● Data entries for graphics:
◇ ◇ ◇ ◇ ◇ ◇ ◇

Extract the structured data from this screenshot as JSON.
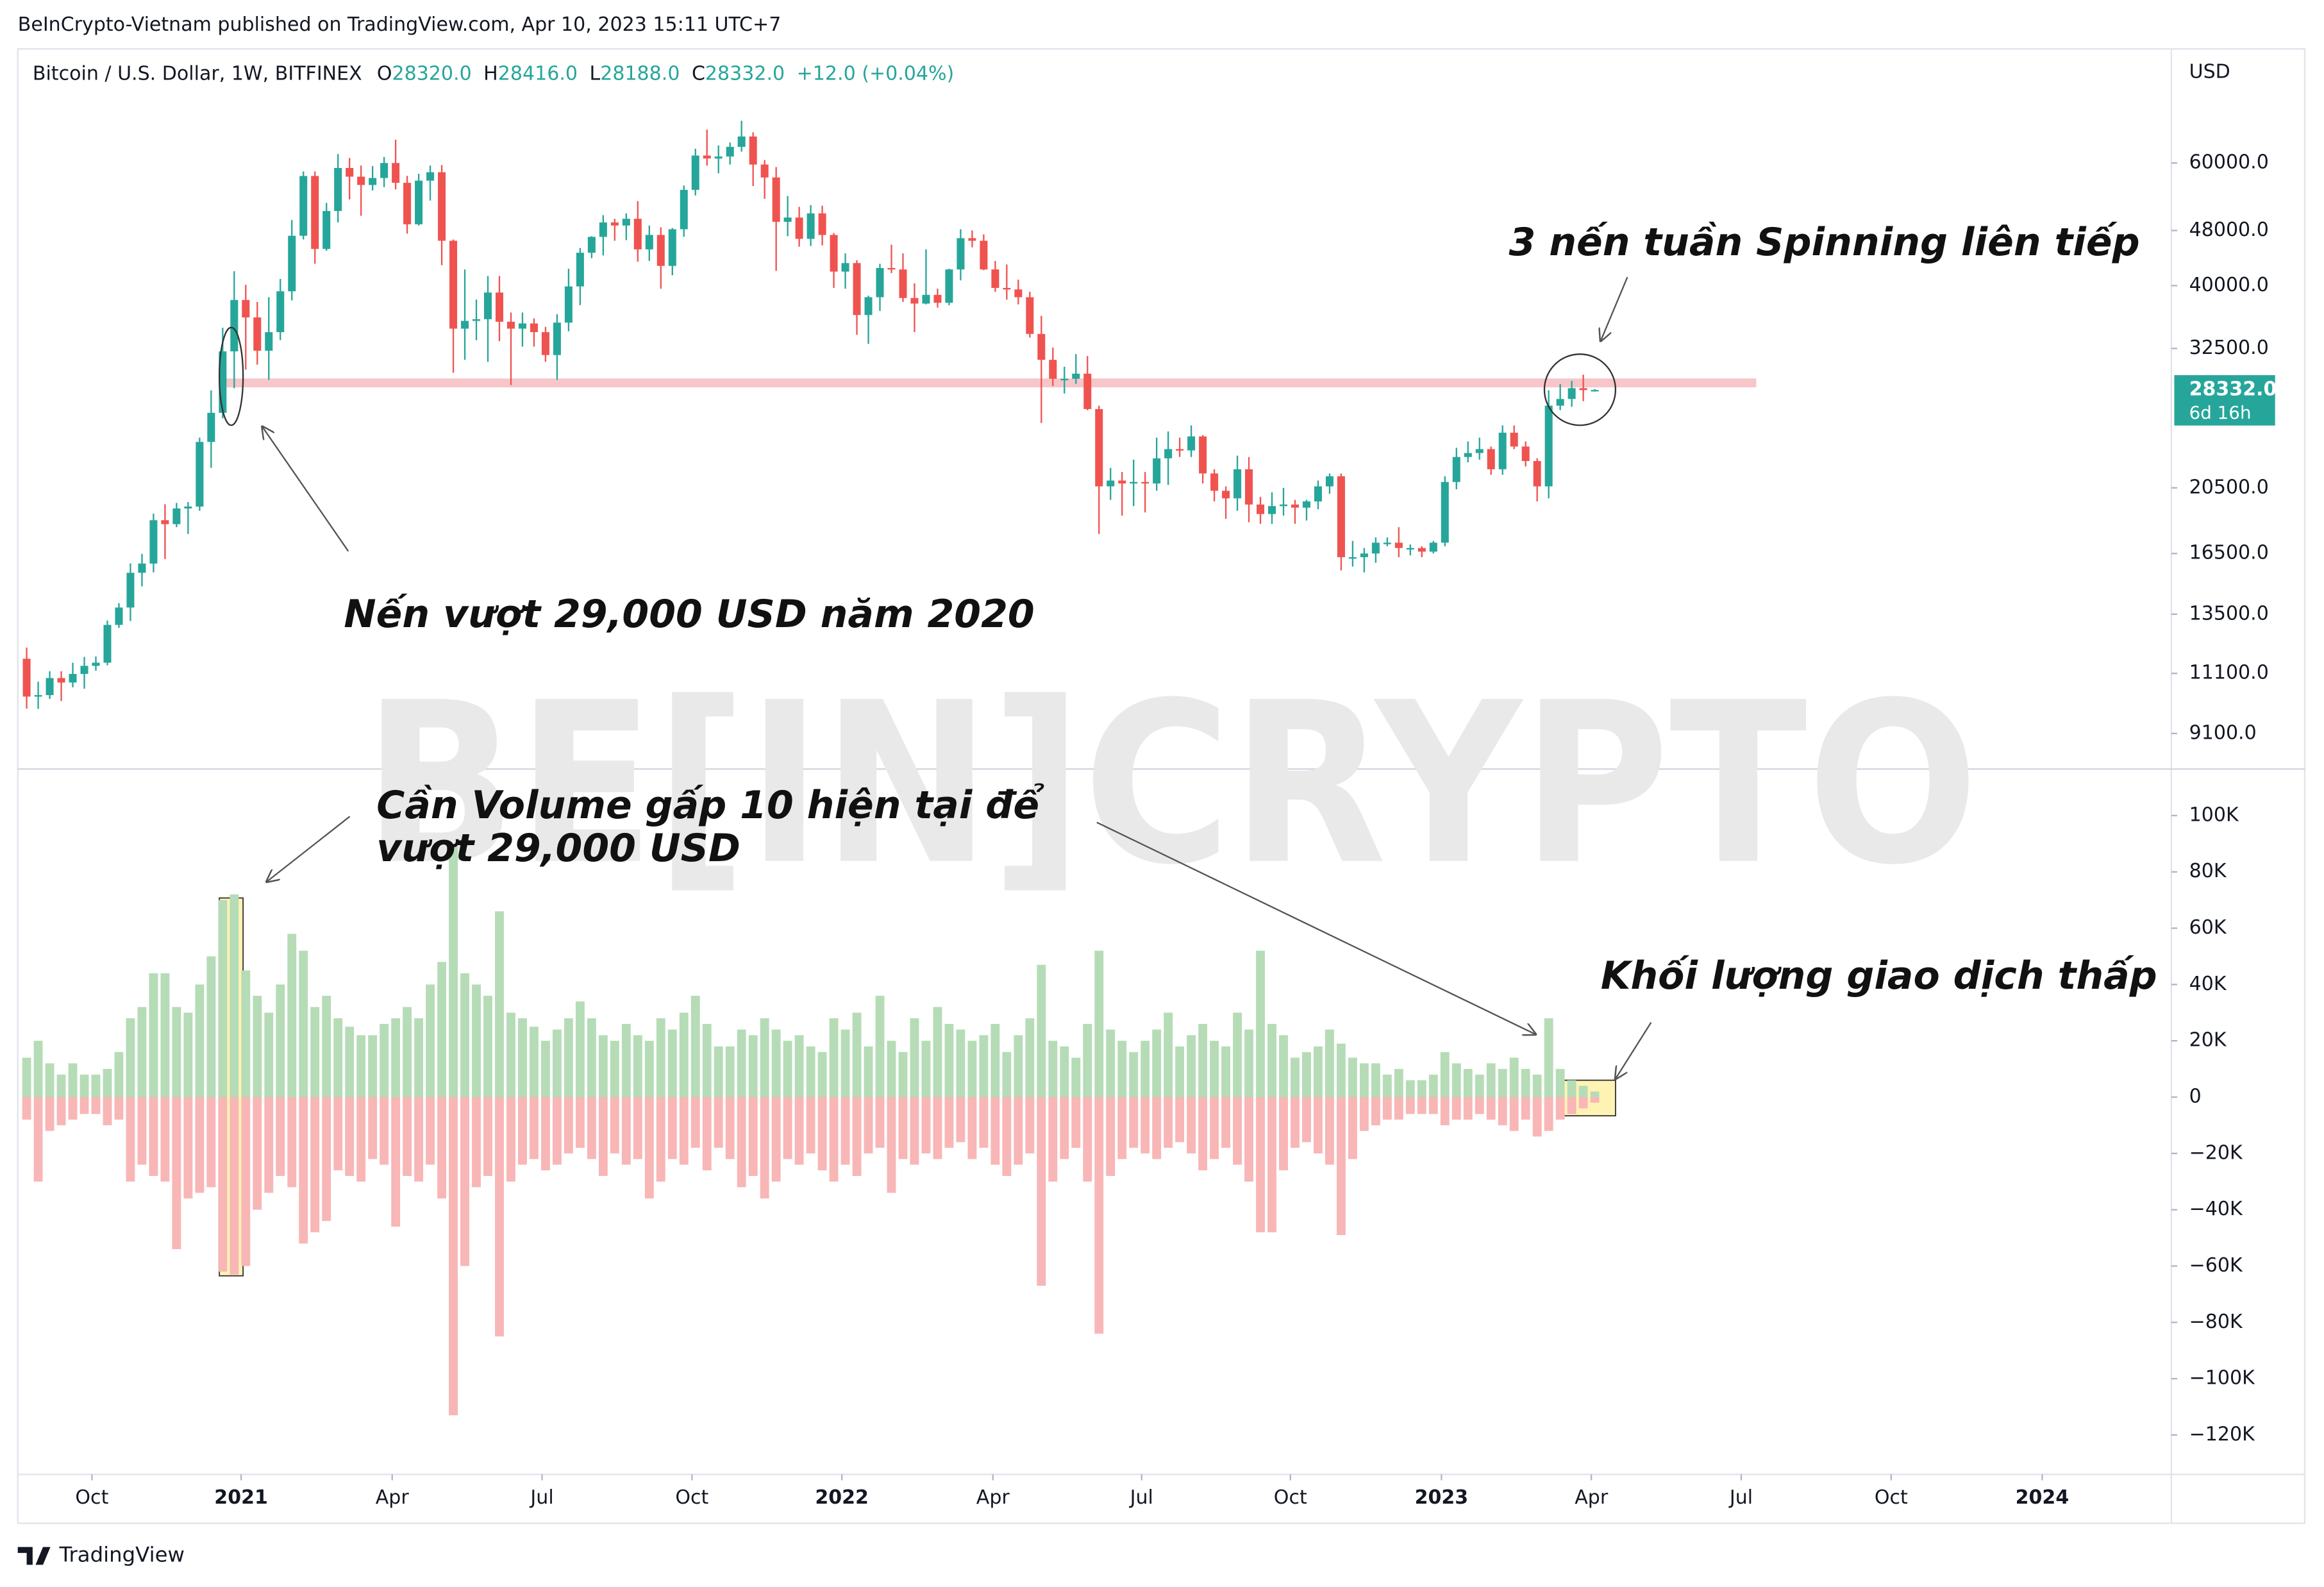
{
  "header": {
    "published": "BeInCrypto-Vietnam published on TradingView.com, Apr 10, 2023 15:11 UTC+7",
    "symbol": "Bitcoin / U.S. Dollar, 1W, BITFINEX",
    "ohlc": [
      {
        "key": "O",
        "value": "28320.0"
      },
      {
        "key": "H",
        "value": "28416.0"
      },
      {
        "key": "L",
        "value": "28188.0"
      },
      {
        "key": "C",
        "value": "28332.0"
      }
    ],
    "change": "+12.0 (+0.04%)"
  },
  "price_tag": {
    "price": "28332.0",
    "countdown": "6d 16h"
  },
  "currency": "USD",
  "watermark": "BE[IN]CRYPTO",
  "footer": "TradingView",
  "chart_data": [
    {
      "type": "candlestick",
      "log_scale": true,
      "up_color": "#26a69a",
      "down_color": "#ef5350",
      "xlim": [
        -0.77,
        186.0
      ],
      "ylim": [
        8130,
        87500
      ],
      "yticks": [
        {
          "value": 60000,
          "label": "60000.0"
        },
        {
          "value": 48000,
          "label": "48000.0"
        },
        {
          "value": 40000,
          "label": "40000.0"
        },
        {
          "value": 32500,
          "label": "32500.0"
        },
        {
          "value": 20500,
          "label": "20500.0"
        },
        {
          "value": 16500,
          "label": "16500.0"
        },
        {
          "value": 13500,
          "label": "13500.0"
        },
        {
          "value": 11100,
          "label": "11100.0"
        },
        {
          "value": 9100,
          "label": "9100.0"
        }
      ],
      "level": {
        "value": 29000,
        "color": "#f7c6c9"
      },
      "annotations": [
        "3 nến tuần Spinning liên tiếp",
        "Nến vượt 29,000 USD năm 2020"
      ],
      "open": [
        11650,
        10280,
        10330,
        10930,
        10770,
        11080,
        11380,
        11500,
        13030,
        13800,
        15480,
        15960,
        18420,
        18180,
        19150,
        19270,
        23860,
        26270,
        32190,
        38150,
        36010,
        32260,
        34300,
        39260,
        47170,
        57480,
        45160,
        51200,
        59020,
        57350,
        55800,
        57100,
        60000,
        56200,
        49000,
        56600,
        58200,
        46400,
        34700,
        35600,
        35800,
        39100,
        35500,
        34700,
        35300,
        34300,
        31800,
        35400,
        39900,
        44600,
        47000,
        49300,
        48800,
        49900,
        45100,
        47300,
        42700,
        48200,
        54900,
        61500,
        60900,
        61300,
        63300,
        65500,
        59700,
        57200,
        49400,
        50100,
        46700,
        50800,
        47300,
        41900,
        43100,
        36300,
        38500,
        42400,
        42200,
        38400,
        37700,
        38800,
        37800,
        42200,
        46800,
        46400,
        42200,
        39700,
        39500,
        38500,
        34100,
        31300,
        29400,
        29400,
        29900,
        26600,
        20600,
        21000,
        20800,
        20900,
        20800,
        22600,
        23300,
        23200,
        24300,
        21500,
        20300,
        19800,
        21800,
        19400,
        18800,
        19300,
        19400,
        19200,
        19600,
        20600,
        21300,
        16300,
        16300,
        16500,
        17100,
        17100,
        16800,
        16800,
        16600,
        17100,
        20900,
        22700,
        23000,
        23300,
        21800,
        24600,
        23500,
        22400,
        20600,
        26900,
        27500,
        28500,
        28320
      ],
      "high": [
        12090,
        10800,
        11180,
        11180,
        11500,
        11720,
        11740,
        13220,
        14000,
        15970,
        16480,
        18820,
        19420,
        19500,
        19560,
        24200,
        28300,
        34800,
        41950,
        40100,
        37900,
        38500,
        40900,
        49700,
        58350,
        58330,
        52600,
        61800,
        61000,
        59500,
        59400,
        61200,
        64800,
        57500,
        57900,
        59500,
        59600,
        46600,
        42200,
        38200,
        41300,
        41300,
        36600,
        36600,
        35900,
        34900,
        36400,
        42300,
        45300,
        47100,
        50500,
        49900,
        50800,
        52900,
        48800,
        48500,
        48400,
        55700,
        62900,
        67000,
        63600,
        64200,
        69000,
        66400,
        60600,
        59200,
        53800,
        51900,
        52200,
        52100,
        47600,
        44500,
        43500,
        38700,
        43000,
        45800,
        44500,
        40300,
        45100,
        39600,
        42300,
        48200,
        48000,
        47400,
        43400,
        42900,
        40800,
        39200,
        36200,
        32600,
        30600,
        31900,
        31700,
        26900,
        21900,
        21600,
        22500,
        21600,
        24200,
        24700,
        24200,
        25200,
        24400,
        21800,
        20600,
        22800,
        22700,
        19900,
        20200,
        20500,
        19700,
        19700,
        21000,
        21500,
        21500,
        17200,
        16800,
        17400,
        17400,
        18000,
        17000,
        16900,
        17200,
        21300,
        23400,
        23900,
        24200,
        23500,
        25200,
        25200,
        23900,
        22600,
        28300,
        28900,
        29200,
        29800,
        28416
      ],
      "low": [
        9880,
        9870,
        10200,
        10130,
        10600,
        10550,
        11200,
        11400,
        12900,
        13200,
        14800,
        15500,
        16200,
        18000,
        17600,
        19000,
        21900,
        25800,
        28500,
        30300,
        30800,
        29300,
        33400,
        38100,
        46600,
        43000,
        44900,
        49300,
        53200,
        50400,
        54800,
        55400,
        55000,
        47500,
        48800,
        53000,
        42800,
        30000,
        31300,
        33400,
        31100,
        33300,
        28800,
        32700,
        32700,
        31100,
        29300,
        34400,
        37500,
        43800,
        44200,
        46400,
        46500,
        43300,
        43400,
        39600,
        41400,
        47000,
        53900,
        59500,
        58000,
        59700,
        62300,
        55600,
        53300,
        42000,
        47100,
        45500,
        45600,
        45700,
        39700,
        39600,
        34000,
        33000,
        36800,
        41700,
        37900,
        34300,
        37600,
        37200,
        37500,
        40700,
        45400,
        42100,
        39200,
        38200,
        37600,
        33700,
        25400,
        28700,
        28000,
        28900,
        26500,
        17600,
        19700,
        18700,
        19300,
        18900,
        20300,
        20700,
        22700,
        22700,
        20800,
        19600,
        18500,
        19000,
        18300,
        18200,
        18200,
        18700,
        18200,
        18400,
        19100,
        20100,
        15600,
        15800,
        15500,
        16000,
        16900,
        16300,
        16400,
        16300,
        16500,
        16900,
        20400,
        22300,
        22500,
        21400,
        21400,
        23300,
        22000,
        19600,
        19800,
        26500,
        26800,
        27300,
        28188
      ],
      "close": [
        10280,
        10330,
        10930,
        10770,
        11080,
        11380,
        11500,
        13030,
        13800,
        15480,
        15960,
        18420,
        18180,
        19150,
        19270,
        23860,
        26270,
        32190,
        38150,
        36010,
        32260,
        34300,
        39260,
        47170,
        57480,
        45160,
        51200,
        59020,
        57350,
        55800,
        57100,
        60000,
        56200,
        49000,
        56600,
        58200,
        46400,
        34700,
        35600,
        35800,
        39100,
        35500,
        34700,
        35300,
        34300,
        31800,
        35400,
        39900,
        44600,
        47000,
        49300,
        48800,
        49900,
        45100,
        47300,
        42700,
        48200,
        54900,
        61500,
        60900,
        61300,
        63300,
        65500,
        59700,
        57200,
        49400,
        50100,
        46700,
        50800,
        47300,
        41900,
        43100,
        36300,
        38500,
        42400,
        42200,
        38400,
        37700,
        38800,
        37800,
        42200,
        46800,
        46400,
        42200,
        39700,
        39500,
        38500,
        34100,
        31300,
        29400,
        29400,
        29900,
        26600,
        20600,
        21000,
        20800,
        20900,
        20800,
        22600,
        23300,
        23200,
        24300,
        21500,
        20300,
        19800,
        21800,
        19400,
        18800,
        19300,
        19400,
        19200,
        19600,
        20600,
        21300,
        16300,
        16300,
        16500,
        17100,
        17100,
        16800,
        16800,
        16600,
        17100,
        20900,
        22700,
        23000,
        23300,
        21800,
        24600,
        23500,
        22400,
        20600,
        26900,
        27500,
        28500,
        28320,
        28332
      ]
    },
    {
      "type": "volume",
      "xlim": [
        -0.77,
        186.0
      ],
      "ylim": [
        -134000,
        116000
      ],
      "xticks": [
        {
          "value": 5.66,
          "label": "Oct"
        },
        {
          "value": 18.6,
          "label": "2021"
        },
        {
          "value": 31.7,
          "label": "Apr"
        },
        {
          "value": 44.7,
          "label": "Jul"
        },
        {
          "value": 57.7,
          "label": "Oct"
        },
        {
          "value": 70.7,
          "label": "2022"
        },
        {
          "value": 83.8,
          "label": "Apr"
        },
        {
          "value": 96.7,
          "label": "Jul"
        },
        {
          "value": 109.6,
          "label": "Oct"
        },
        {
          "value": 122.7,
          "label": "2023"
        },
        {
          "value": 135.7,
          "label": "Apr"
        },
        {
          "value": 148.7,
          "label": "Jul"
        },
        {
          "value": 161.7,
          "label": "Oct"
        },
        {
          "value": 174.8,
          "label": "2024"
        }
      ],
      "yticks": [
        {
          "value": 100000,
          "label": "100K"
        },
        {
          "value": 80000,
          "label": "80K"
        },
        {
          "value": 60000,
          "label": "60K"
        },
        {
          "value": 40000,
          "label": "40K"
        },
        {
          "value": 20000,
          "label": "20K"
        },
        0,
        {
          "value": -20000,
          "label": "−20K"
        },
        {
          "value": -40000,
          "label": "−40K"
        },
        {
          "value": -60000,
          "label": "−60K"
        },
        {
          "value": -80000,
          "label": "−80K"
        },
        {
          "value": -100000,
          "label": "−100K"
        },
        {
          "value": -120000,
          "label": "−120K"
        }
      ],
      "annotations": [
        "Cần Volume gấp 10 hiện tại để",
        "vượt 29,000 USD",
        "Khối lượng giao dịch thấp"
      ],
      "series": [
        {
          "color": "#b5dcb6",
          "values": [
            14000,
            20000,
            12000,
            8000,
            12000,
            8000,
            8000,
            10000,
            16000,
            28000,
            32000,
            44000,
            44000,
            32000,
            30000,
            40000,
            50000,
            70000,
            72000,
            45000,
            36000,
            30000,
            40000,
            58000,
            52000,
            32000,
            36000,
            28000,
            25000,
            22000,
            22000,
            26000,
            28000,
            32000,
            28000,
            40000,
            48000,
            90000,
            44000,
            40000,
            36000,
            66000,
            30000,
            28000,
            25000,
            20000,
            24000,
            28000,
            34000,
            28000,
            22000,
            20000,
            26000,
            22000,
            20000,
            28000,
            24000,
            30000,
            36000,
            26000,
            18000,
            18000,
            24000,
            22000,
            28000,
            24000,
            20000,
            22000,
            18000,
            16000,
            28000,
            24000,
            30000,
            18000,
            36000,
            20000,
            16000,
            28000,
            20000,
            32000,
            26000,
            24000,
            20000,
            22000,
            26000,
            16000,
            22000,
            28000,
            47000,
            20000,
            18000,
            14000,
            26000,
            52000,
            24000,
            20000,
            16000,
            20000,
            24000,
            30000,
            18000,
            22000,
            26000,
            20000,
            18000,
            30000,
            24000,
            52000,
            26000,
            22000,
            14000,
            16000,
            18000,
            24000,
            19000,
            14000,
            12000,
            12000,
            8000,
            10000,
            6000,
            6000,
            8000,
            16000,
            12000,
            10000,
            8000,
            12000,
            10000,
            14000,
            10000,
            8000,
            28000,
            10000,
            6000,
            4000,
            2000
          ]
        },
        {
          "color": "#f8b6b6",
          "values": [
            -8000,
            -30000,
            -12000,
            -10000,
            -8000,
            -6000,
            -6000,
            -10000,
            -8000,
            -30000,
            -24000,
            -28000,
            -30000,
            -54000,
            -36000,
            -34000,
            -32000,
            -62000,
            -63000,
            -60000,
            -40000,
            -34000,
            -28000,
            -32000,
            -52000,
            -48000,
            -44000,
            -26000,
            -28000,
            -30000,
            -22000,
            -24000,
            -46000,
            -28000,
            -30000,
            -24000,
            -36000,
            -113000,
            -60000,
            -32000,
            -28000,
            -85000,
            -30000,
            -24000,
            -22000,
            -26000,
            -24000,
            -20000,
            -18000,
            -22000,
            -28000,
            -20000,
            -24000,
            -22000,
            -36000,
            -30000,
            -22000,
            -24000,
            -18000,
            -26000,
            -18000,
            -22000,
            -32000,
            -28000,
            -36000,
            -30000,
            -22000,
            -24000,
            -20000,
            -26000,
            -30000,
            -24000,
            -28000,
            -20000,
            -18000,
            -34000,
            -22000,
            -24000,
            -20000,
            -22000,
            -18000,
            -16000,
            -22000,
            -18000,
            -24000,
            -28000,
            -24000,
            -20000,
            -67000,
            -30000,
            -22000,
            -18000,
            -30000,
            -84000,
            -28000,
            -22000,
            -18000,
            -20000,
            -22000,
            -18000,
            -16000,
            -20000,
            -26000,
            -22000,
            -18000,
            -24000,
            -30000,
            -48000,
            -48000,
            -26000,
            -18000,
            -16000,
            -20000,
            -24000,
            -49000,
            -22000,
            -12000,
            -10000,
            -8000,
            -8000,
            -6000,
            -6000,
            -6000,
            -10000,
            -8000,
            -8000,
            -6000,
            -8000,
            -10000,
            -12000,
            -8000,
            -14000,
            -12000,
            -8000,
            -6000,
            -4000,
            -2000
          ]
        }
      ]
    }
  ]
}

◇ ◇ ◇ ◇ ◇ ◇ ◇

Write down every line of the data above that includes the string "TradingView".

● TASK SOLUTION:
    "published": "BeInCrypto-Vietnam published on TradingView.com, Apr 10, 2023 15:11 UTC+7",
  "footer": "TradingView",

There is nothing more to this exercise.